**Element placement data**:
======
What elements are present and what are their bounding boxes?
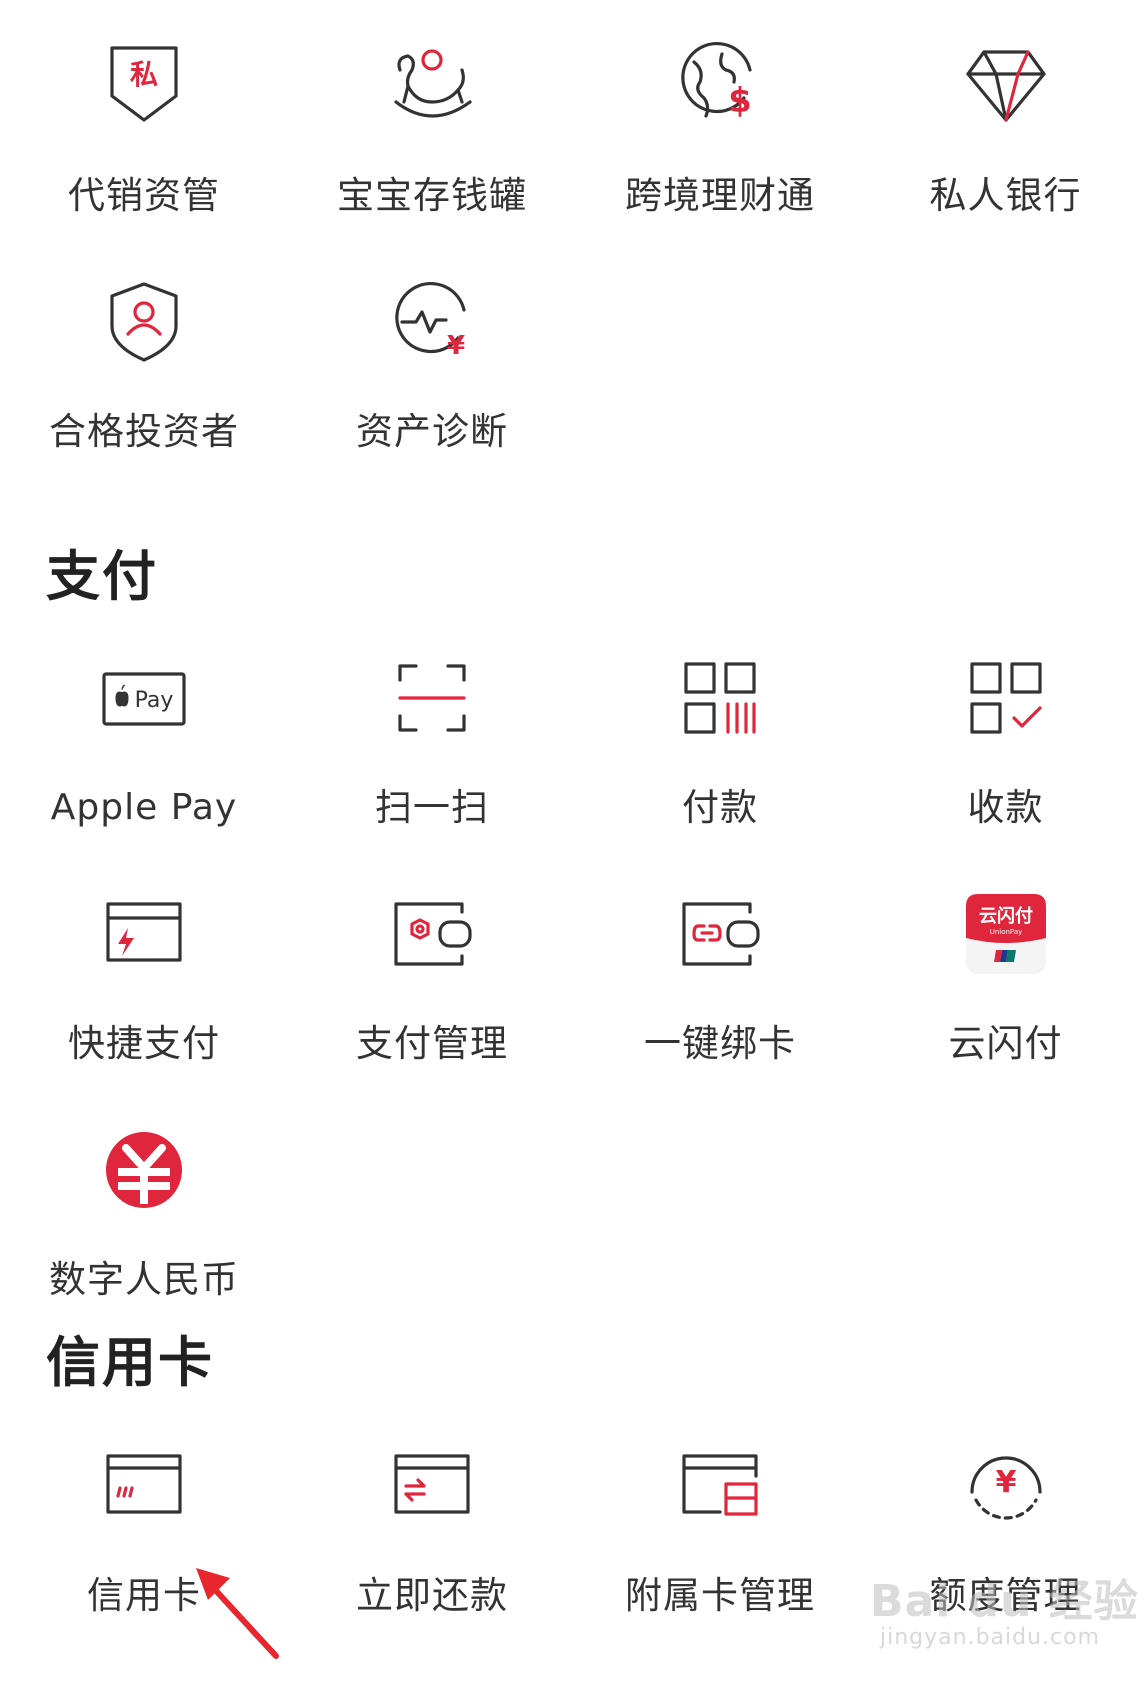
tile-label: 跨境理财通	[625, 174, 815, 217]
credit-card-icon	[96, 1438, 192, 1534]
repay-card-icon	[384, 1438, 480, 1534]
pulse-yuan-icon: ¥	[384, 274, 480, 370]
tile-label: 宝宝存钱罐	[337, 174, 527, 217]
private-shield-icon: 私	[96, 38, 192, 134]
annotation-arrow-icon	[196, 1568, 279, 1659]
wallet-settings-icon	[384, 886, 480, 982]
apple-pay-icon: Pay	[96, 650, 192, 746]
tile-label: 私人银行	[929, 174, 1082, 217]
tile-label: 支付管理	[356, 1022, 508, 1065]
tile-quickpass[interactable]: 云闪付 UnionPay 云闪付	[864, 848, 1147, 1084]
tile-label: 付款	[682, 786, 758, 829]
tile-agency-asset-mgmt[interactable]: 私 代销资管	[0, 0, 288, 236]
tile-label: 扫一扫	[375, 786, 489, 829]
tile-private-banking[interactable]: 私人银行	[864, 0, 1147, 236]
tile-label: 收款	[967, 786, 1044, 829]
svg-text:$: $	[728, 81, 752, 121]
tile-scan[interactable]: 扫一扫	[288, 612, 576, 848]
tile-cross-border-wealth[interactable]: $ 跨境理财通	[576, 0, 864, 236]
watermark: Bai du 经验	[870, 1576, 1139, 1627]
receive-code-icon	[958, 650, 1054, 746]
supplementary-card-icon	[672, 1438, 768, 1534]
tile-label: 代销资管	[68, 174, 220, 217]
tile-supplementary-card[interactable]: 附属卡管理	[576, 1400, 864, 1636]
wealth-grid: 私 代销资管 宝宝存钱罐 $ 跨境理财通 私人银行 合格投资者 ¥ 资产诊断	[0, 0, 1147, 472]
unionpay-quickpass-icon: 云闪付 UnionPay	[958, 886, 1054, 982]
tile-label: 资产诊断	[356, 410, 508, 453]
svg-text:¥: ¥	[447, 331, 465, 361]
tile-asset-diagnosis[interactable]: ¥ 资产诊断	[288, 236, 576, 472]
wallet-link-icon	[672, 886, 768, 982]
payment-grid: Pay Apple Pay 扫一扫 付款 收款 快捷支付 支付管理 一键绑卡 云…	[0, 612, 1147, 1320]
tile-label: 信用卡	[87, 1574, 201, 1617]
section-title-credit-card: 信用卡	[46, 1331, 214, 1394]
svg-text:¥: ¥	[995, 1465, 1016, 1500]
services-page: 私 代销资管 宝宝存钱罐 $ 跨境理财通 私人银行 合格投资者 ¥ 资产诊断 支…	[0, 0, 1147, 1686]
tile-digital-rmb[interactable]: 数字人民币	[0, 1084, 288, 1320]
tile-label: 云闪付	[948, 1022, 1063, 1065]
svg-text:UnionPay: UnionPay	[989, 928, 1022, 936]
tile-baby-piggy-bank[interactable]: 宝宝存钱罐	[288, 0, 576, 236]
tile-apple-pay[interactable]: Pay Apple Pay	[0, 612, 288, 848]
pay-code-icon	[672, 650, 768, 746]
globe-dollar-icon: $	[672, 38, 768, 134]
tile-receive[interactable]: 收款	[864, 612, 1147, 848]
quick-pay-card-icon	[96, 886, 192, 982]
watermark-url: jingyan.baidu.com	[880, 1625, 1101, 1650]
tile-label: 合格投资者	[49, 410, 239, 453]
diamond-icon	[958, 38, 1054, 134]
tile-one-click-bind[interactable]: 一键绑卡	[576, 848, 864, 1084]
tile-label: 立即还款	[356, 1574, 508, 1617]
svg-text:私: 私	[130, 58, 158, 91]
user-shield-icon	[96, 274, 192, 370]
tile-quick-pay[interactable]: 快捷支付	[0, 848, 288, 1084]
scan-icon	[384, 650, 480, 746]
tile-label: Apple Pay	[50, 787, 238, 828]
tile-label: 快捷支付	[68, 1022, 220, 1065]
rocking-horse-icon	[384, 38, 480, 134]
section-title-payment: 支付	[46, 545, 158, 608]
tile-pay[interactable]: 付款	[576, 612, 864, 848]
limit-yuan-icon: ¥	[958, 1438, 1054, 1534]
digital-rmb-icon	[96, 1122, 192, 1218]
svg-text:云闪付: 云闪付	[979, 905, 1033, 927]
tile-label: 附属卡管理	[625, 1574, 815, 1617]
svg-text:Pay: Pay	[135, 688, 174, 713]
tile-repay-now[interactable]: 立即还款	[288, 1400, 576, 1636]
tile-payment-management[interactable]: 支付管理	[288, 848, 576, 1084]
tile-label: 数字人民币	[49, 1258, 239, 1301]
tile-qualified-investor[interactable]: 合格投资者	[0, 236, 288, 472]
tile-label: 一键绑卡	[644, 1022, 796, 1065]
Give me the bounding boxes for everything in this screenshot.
======
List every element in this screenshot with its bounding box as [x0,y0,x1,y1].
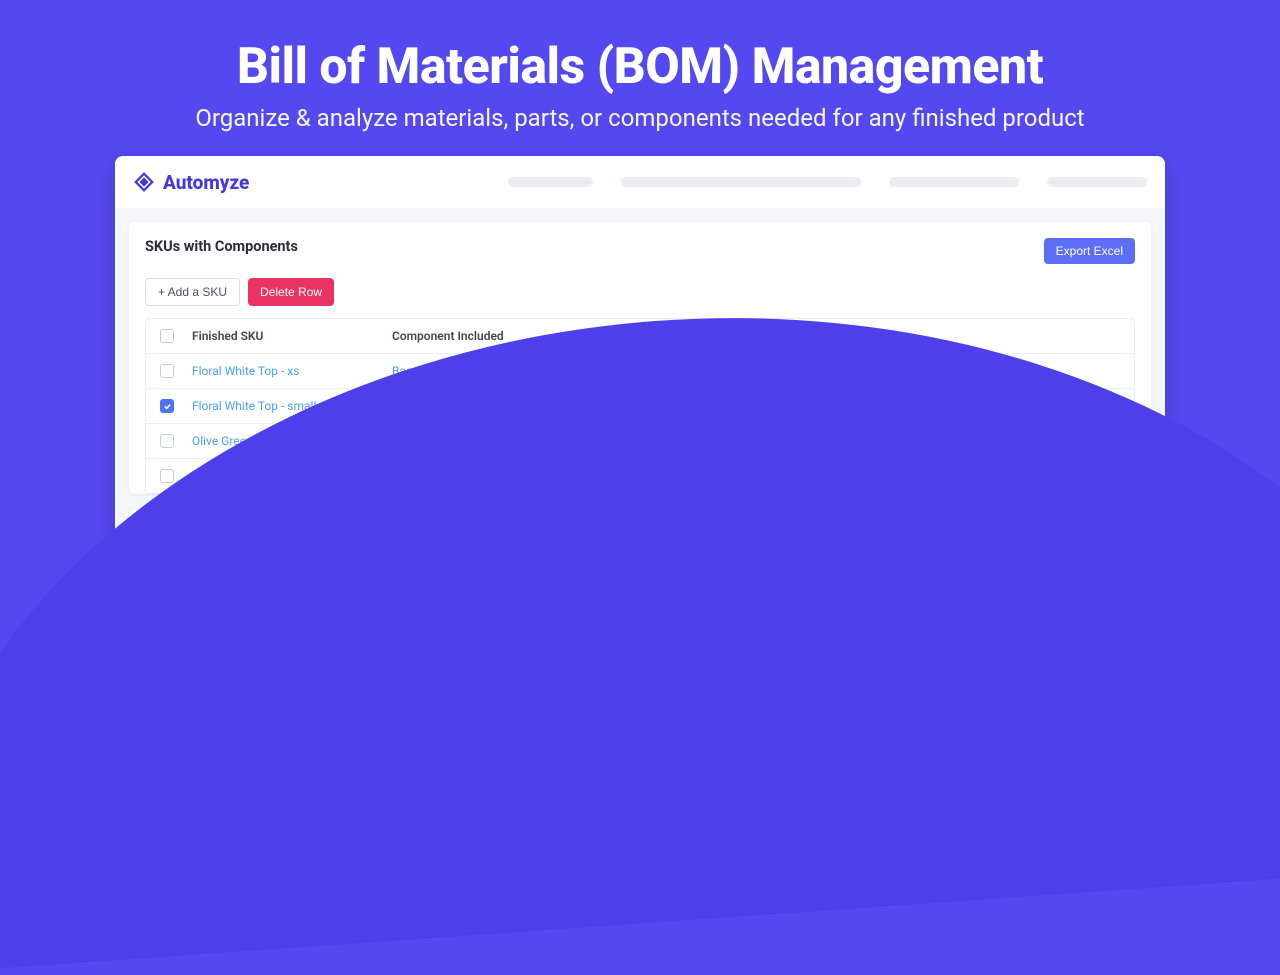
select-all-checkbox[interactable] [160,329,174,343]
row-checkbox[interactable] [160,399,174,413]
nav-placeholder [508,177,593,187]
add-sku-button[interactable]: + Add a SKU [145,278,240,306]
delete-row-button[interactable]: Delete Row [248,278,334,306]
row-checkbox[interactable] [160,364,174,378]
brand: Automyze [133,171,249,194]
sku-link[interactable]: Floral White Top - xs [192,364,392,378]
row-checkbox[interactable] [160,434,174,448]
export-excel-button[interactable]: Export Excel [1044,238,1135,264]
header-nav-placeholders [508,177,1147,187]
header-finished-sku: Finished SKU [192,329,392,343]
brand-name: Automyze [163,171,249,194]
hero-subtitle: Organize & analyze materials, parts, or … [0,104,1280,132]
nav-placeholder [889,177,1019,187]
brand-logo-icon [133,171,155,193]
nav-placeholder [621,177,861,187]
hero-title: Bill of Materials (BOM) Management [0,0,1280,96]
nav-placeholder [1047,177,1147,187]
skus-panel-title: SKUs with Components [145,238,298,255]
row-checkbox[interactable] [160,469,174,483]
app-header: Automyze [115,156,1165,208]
======
**Task**:
Reproduce the material verbatim from the line with "select-all-checkbox[interactable] [160,329,174,343]" to the line with "nav-placeholder [889,177,1019,187]", including both of those lines.

**Answer to the task**:
select-all-checkbox[interactable] [160,329,174,343]
row-checkbox[interactable] [160,399,174,413]
nav-placeholder [508,177,593,187]
add-sku-button[interactable]: + Add a SKU [145,278,240,306]
delete-row-button[interactable]: Delete Row [248,278,334,306]
row-checkbox[interactable] [160,364,174,378]
brand: Automyze [133,171,249,194]
sku-link[interactable]: Floral White Top - xs [192,364,392,378]
row-checkbox[interactable] [160,434,174,448]
export-excel-button[interactable]: Export Excel [1044,238,1135,264]
header-nav-placeholders [508,177,1147,187]
header-finished-sku: Finished SKU [192,329,392,343]
brand-name: Automyze [163,171,249,194]
hero-subtitle: Organize & analyze materials, parts, or … [0,104,1280,132]
nav-placeholder [889,177,1019,187]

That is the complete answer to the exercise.